Present every line in which the string "title" appears.

Data records
>> Begin

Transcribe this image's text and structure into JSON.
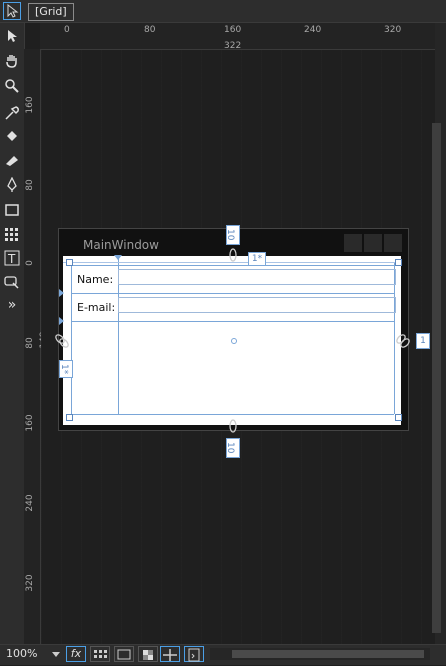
{
  "breadcrumb": {
    "label": "[Grid]"
  },
  "toolbox": {
    "tools": [
      {
        "name": "selection-tool-icon"
      },
      {
        "name": "pan-tool-icon"
      },
      {
        "name": "zoom-tool-icon"
      },
      {
        "name": "eyedropper-tool-icon"
      },
      {
        "name": "paint-bucket-tool-icon"
      },
      {
        "name": "eraser-tool-icon"
      },
      {
        "name": "pen-tool-icon"
      },
      {
        "name": "rectangle-tool-icon"
      },
      {
        "name": "grid-tool-icon"
      },
      {
        "name": "text-tool-icon"
      },
      {
        "name": "shape-tool-icon"
      },
      {
        "name": "expand-tool-icon"
      }
    ],
    "expand_label": "»"
  },
  "rulers": {
    "top": [
      "0",
      "80",
      "160",
      "240",
      "320"
    ],
    "top_span": "322",
    "left": [
      "160",
      "80",
      "0",
      "80",
      "160",
      "240",
      "320"
    ],
    "left_span": "149"
  },
  "window": {
    "title": "MainWindow",
    "margin_top": "10",
    "margin_bottom": "10",
    "column_star": "1*",
    "row_star": "1*",
    "right_label": "1"
  },
  "form": {
    "name_label": "Name:",
    "email_label": "E-mail:"
  },
  "status": {
    "zoom": "100%",
    "fx_label": "fx"
  },
  "colors": {
    "accent": "#4b9fe6",
    "grid_line": "#7aa6d8",
    "background": "#1f1f1f"
  }
}
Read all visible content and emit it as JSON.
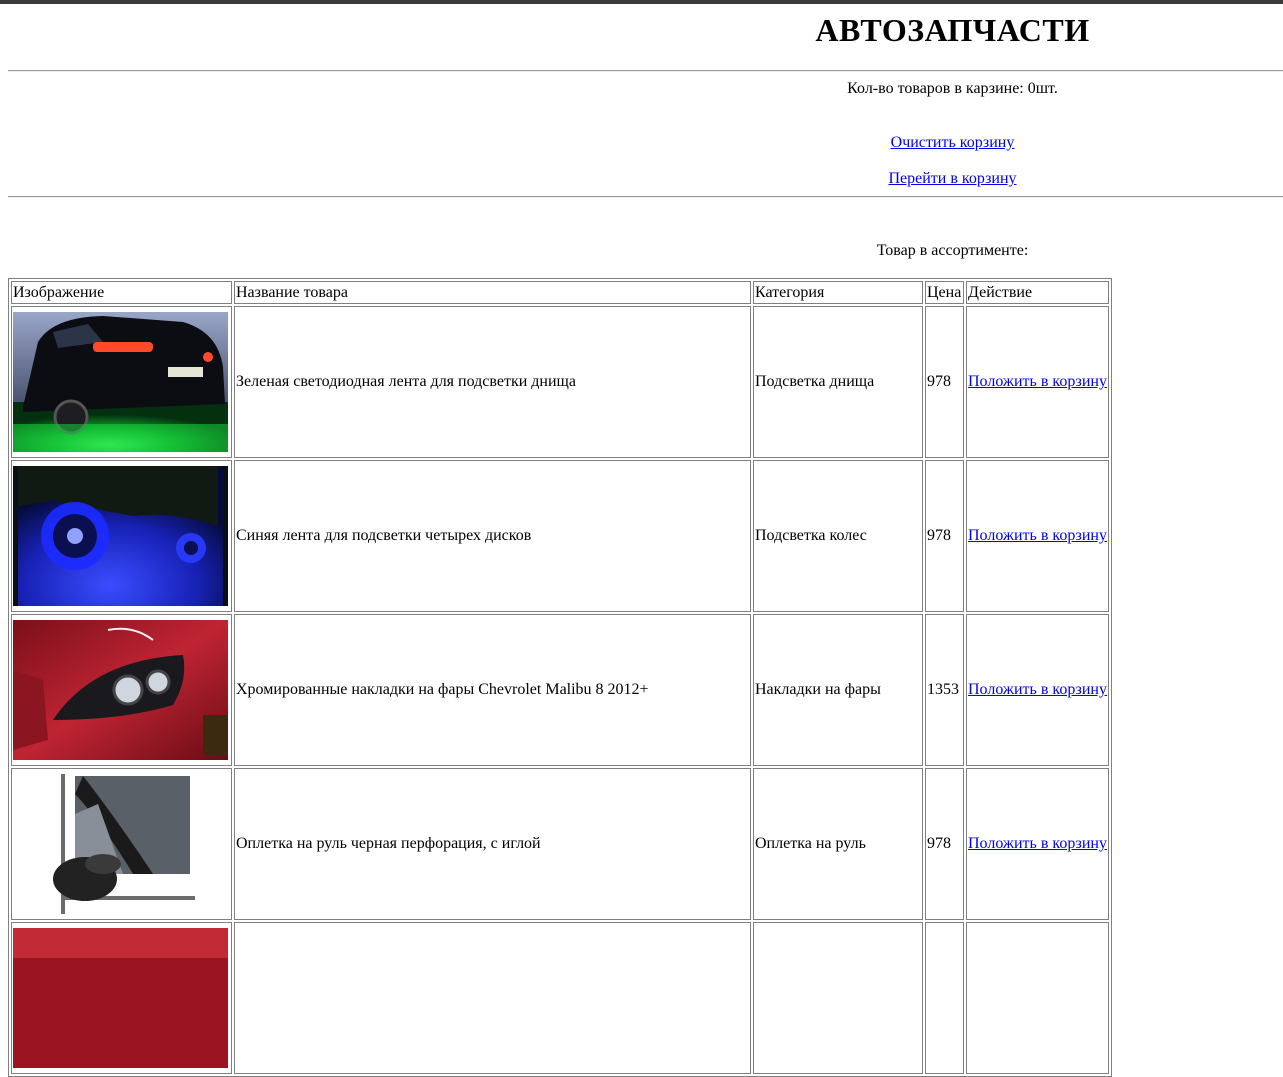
{
  "header": {
    "title": "АВТОЗАПЧАСТИ"
  },
  "cart": {
    "count_text": "Кол-во товаров в карзине: 0шт.",
    "clear_link": "Очистить корзину",
    "goto_link": "Перейти в корзину"
  },
  "catalog": {
    "heading": "Товар в ассортименте:",
    "columns": [
      "Изображение",
      "Название товара",
      "Категория",
      "Цена",
      "Действие"
    ],
    "rows": [
      {
        "name": "Зеленая светодиодная лента для подсветки днища",
        "category": "Подсветка днища",
        "price": "978",
        "action": "Положить в корзину",
        "image_icon": "car-underglow-green-photo"
      },
      {
        "name": "Синяя лента для подсветки четырех дисков",
        "category": "Подсветка колес",
        "price": "978",
        "action": "Положить в корзину",
        "image_icon": "car-wheel-blue-light-photo"
      },
      {
        "name": "Хромированные накладки на фары Chevrolet Malibu 8 2012+",
        "category": "Накладки на фары",
        "price": "1353",
        "action": "Положить в корзину",
        "image_icon": "red-car-headlight-photo"
      },
      {
        "name": "Оплетка на руль черная перфорация, с иглой",
        "category": "Оплетка на руль",
        "price": "978",
        "action": "Положить в корзину",
        "image_icon": "steering-wheel-cover-photo"
      },
      {
        "name": "",
        "category": "",
        "price": "",
        "action": "",
        "image_icon": "red-car-photo"
      }
    ]
  }
}
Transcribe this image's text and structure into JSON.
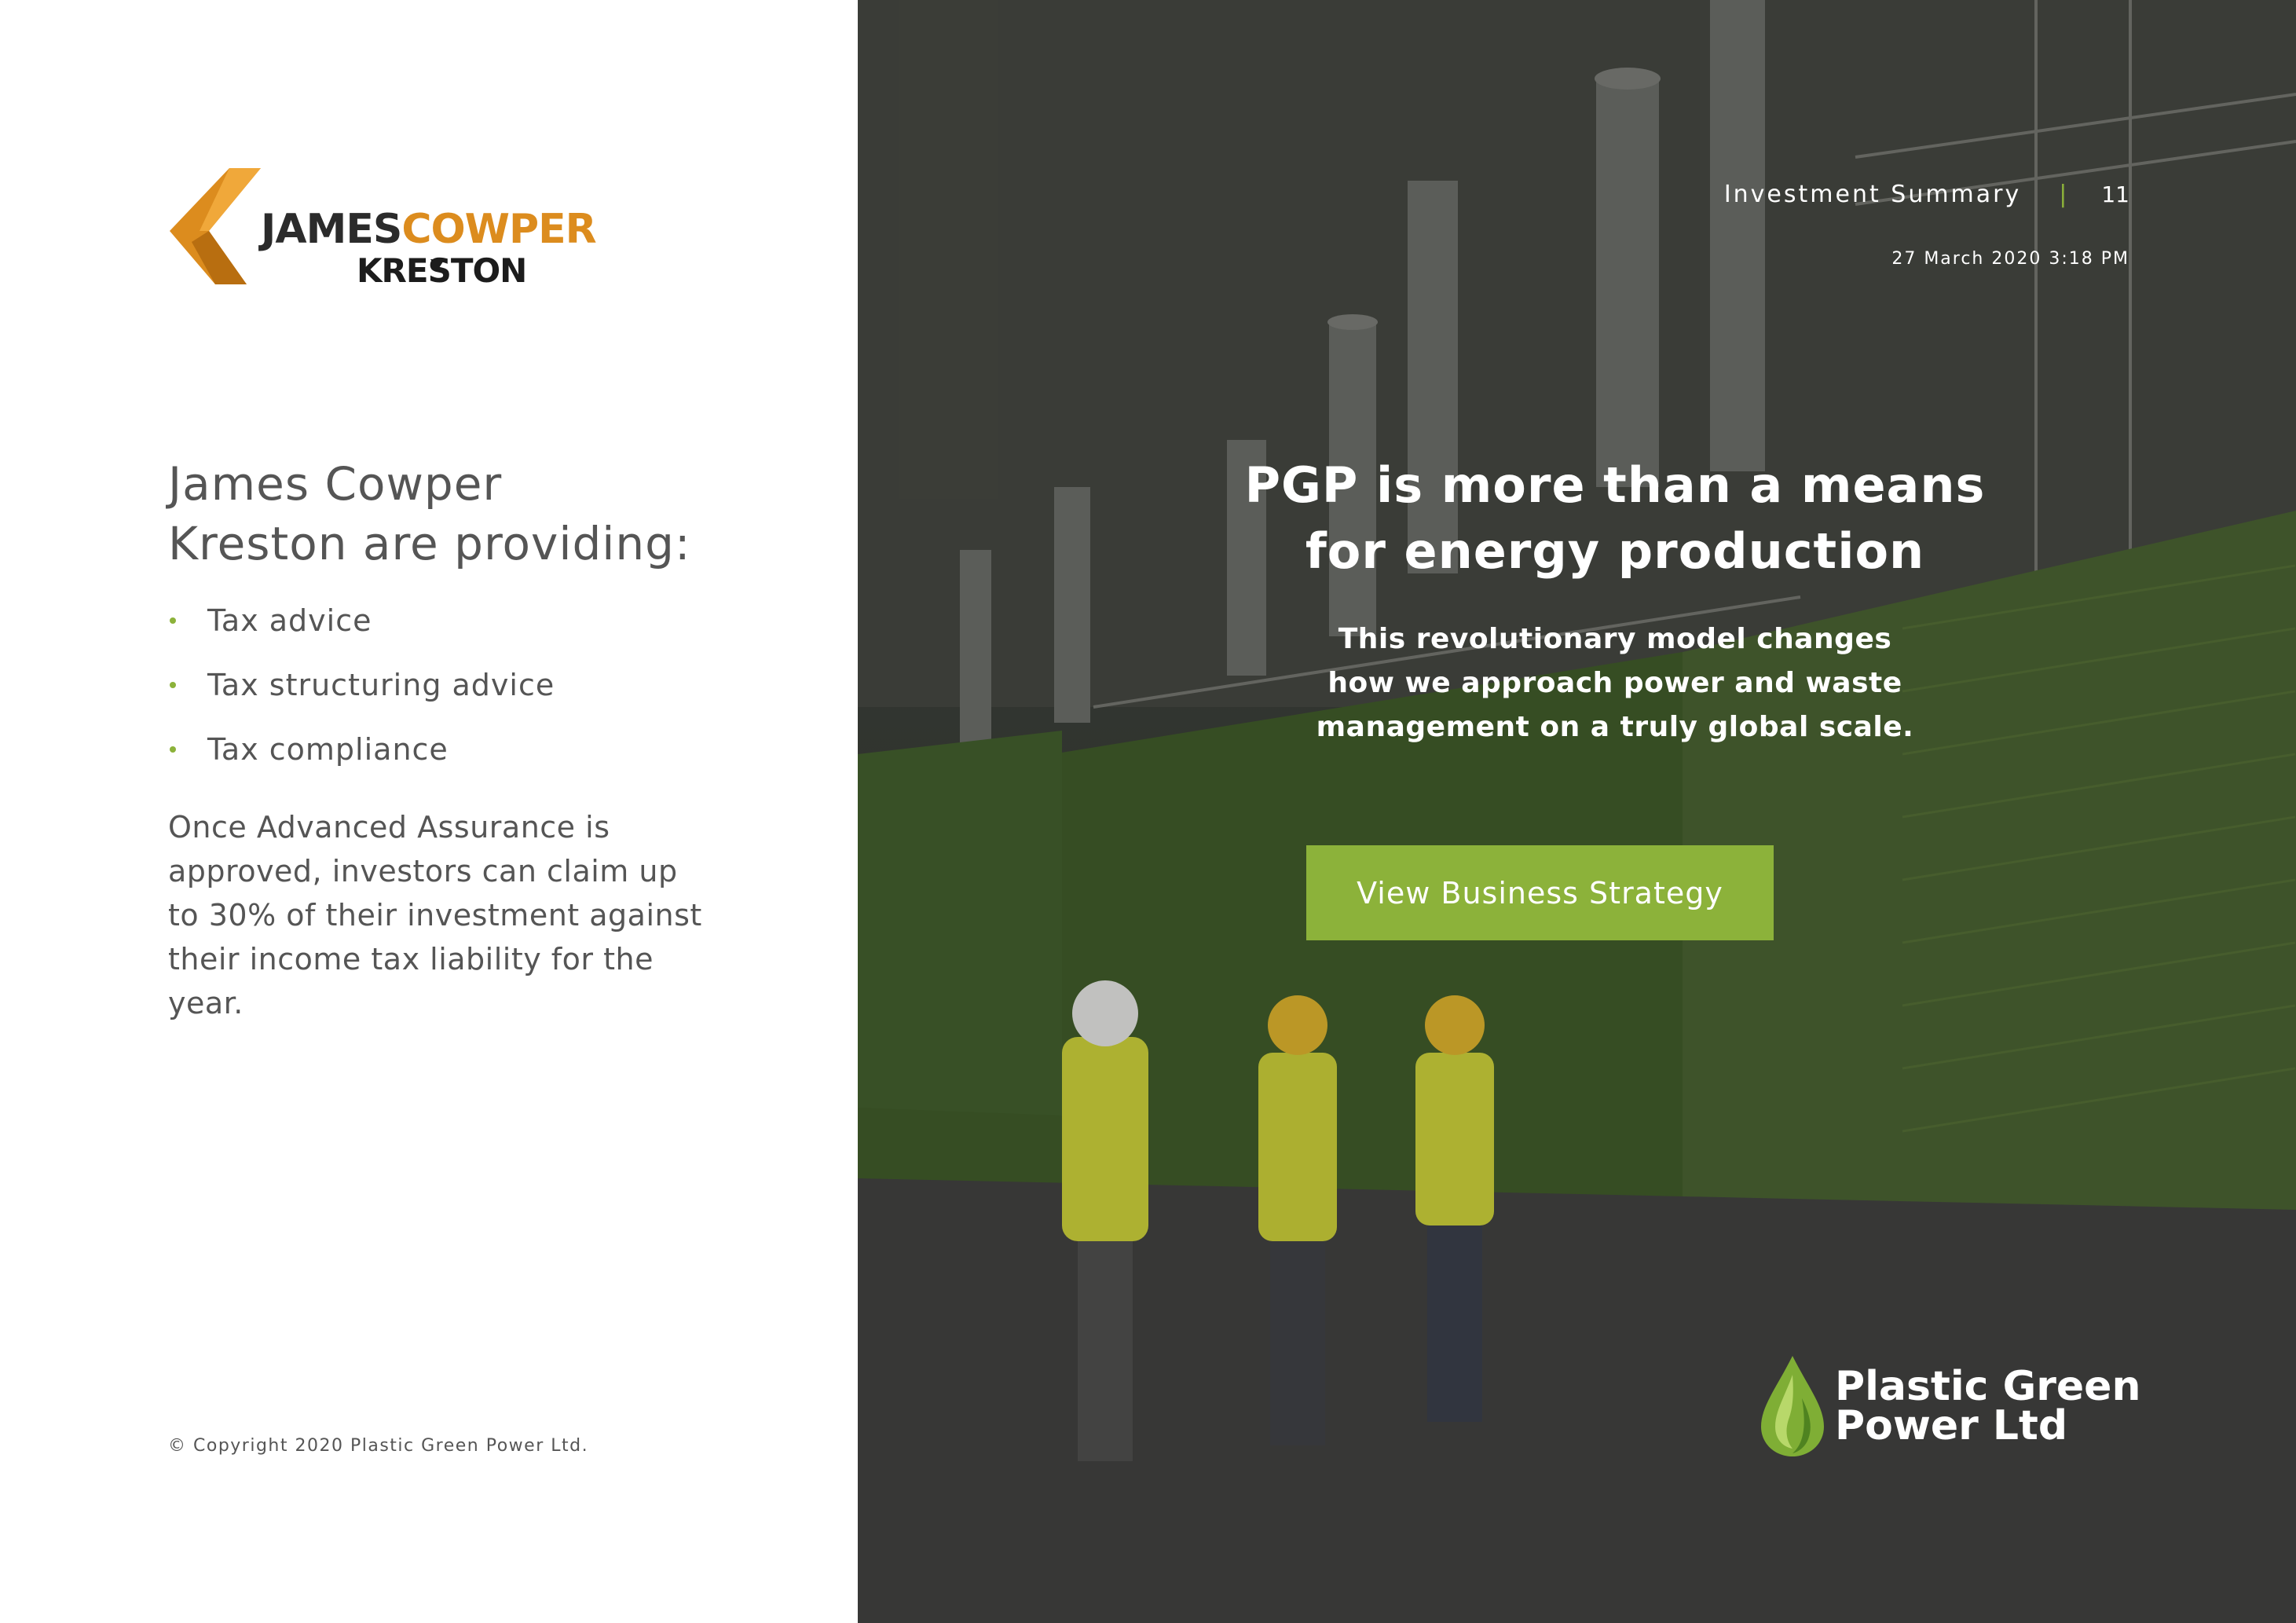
{
  "brand_left": {
    "word_part1": "JAMES",
    "word_part2": "COWPER",
    "word_line2": "KRESTON",
    "accent_color": "#dc8c1e"
  },
  "intro": {
    "heading_line1": "James Cowper",
    "heading_line2": "Kreston are providing:"
  },
  "services": [
    "Tax advice",
    "Tax structuring advice",
    "Tax compliance"
  ],
  "paragraph": "Once Advanced Assurance is approved, investors can claim up to 30% of their investment against their income tax liability for the year.",
  "copyright": "© Copyright 2020 Plastic Green Power Ltd.",
  "header": {
    "section": "Investment Summary",
    "separator": "|",
    "page_number": "11",
    "datetime": "27 March 2020 3:18 PM"
  },
  "hero": {
    "headline_line1": "PGP is more than a means",
    "headline_line2": "for energy production",
    "sub_line1": "This revolutionary model changes",
    "sub_line2": "how we approach power and waste",
    "sub_line3": "management on a truly global scale.",
    "cta_label": "View Business Strategy"
  },
  "brand_right": {
    "name_line1": "Plastic Green",
    "name_line2": "Power Ltd",
    "green": "#8cb23a"
  },
  "colors": {
    "accent_green": "#8cb23a",
    "text_grey": "#555555"
  }
}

>> End

§ **In response**:
    "title": "MainWindow",
    "title": "АВТОЗАПЧАСТИ"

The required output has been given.